• [Required task]:
Repeat exactly each line of the data provided below.

(Extracted data entries)
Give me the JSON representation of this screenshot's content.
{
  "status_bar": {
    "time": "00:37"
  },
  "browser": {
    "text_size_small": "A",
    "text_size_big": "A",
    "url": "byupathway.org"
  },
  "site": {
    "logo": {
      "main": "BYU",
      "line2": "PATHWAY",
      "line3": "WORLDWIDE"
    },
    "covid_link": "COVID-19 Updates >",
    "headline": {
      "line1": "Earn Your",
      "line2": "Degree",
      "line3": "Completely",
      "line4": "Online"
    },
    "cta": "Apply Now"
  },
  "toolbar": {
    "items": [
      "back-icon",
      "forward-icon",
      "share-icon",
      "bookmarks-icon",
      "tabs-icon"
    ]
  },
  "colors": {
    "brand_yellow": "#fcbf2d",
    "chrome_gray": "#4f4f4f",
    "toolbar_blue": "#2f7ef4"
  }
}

• [Written response]:
Give me the JSON representation of this screenshot's content.
{
  "status_bar": {
    "time": "00:37"
  },
  "browser": {
    "text_size_small": "A",
    "text_size_big": "A",
    "url": "byupathway.org"
  },
  "site": {
    "logo": {
      "main": "BYU",
      "line2": "PATHWAY",
      "line3": "WORLDWIDE"
    },
    "covid_link": "COVID-19 Updates >",
    "headline": {
      "line1": "Earn Your",
      "line2": "Degree",
      "line3": "Completely",
      "line4": "Online"
    },
    "cta": "Apply Now"
  },
  "toolbar": {
    "items": [
      "back-icon",
      "forward-icon",
      "share-icon",
      "bookmarks-icon",
      "tabs-icon"
    ]
  },
  "colors": {
    "brand_yellow": "#fcbf2d",
    "chrome_gray": "#4f4f4f",
    "toolbar_blue": "#2f7ef4"
  }
}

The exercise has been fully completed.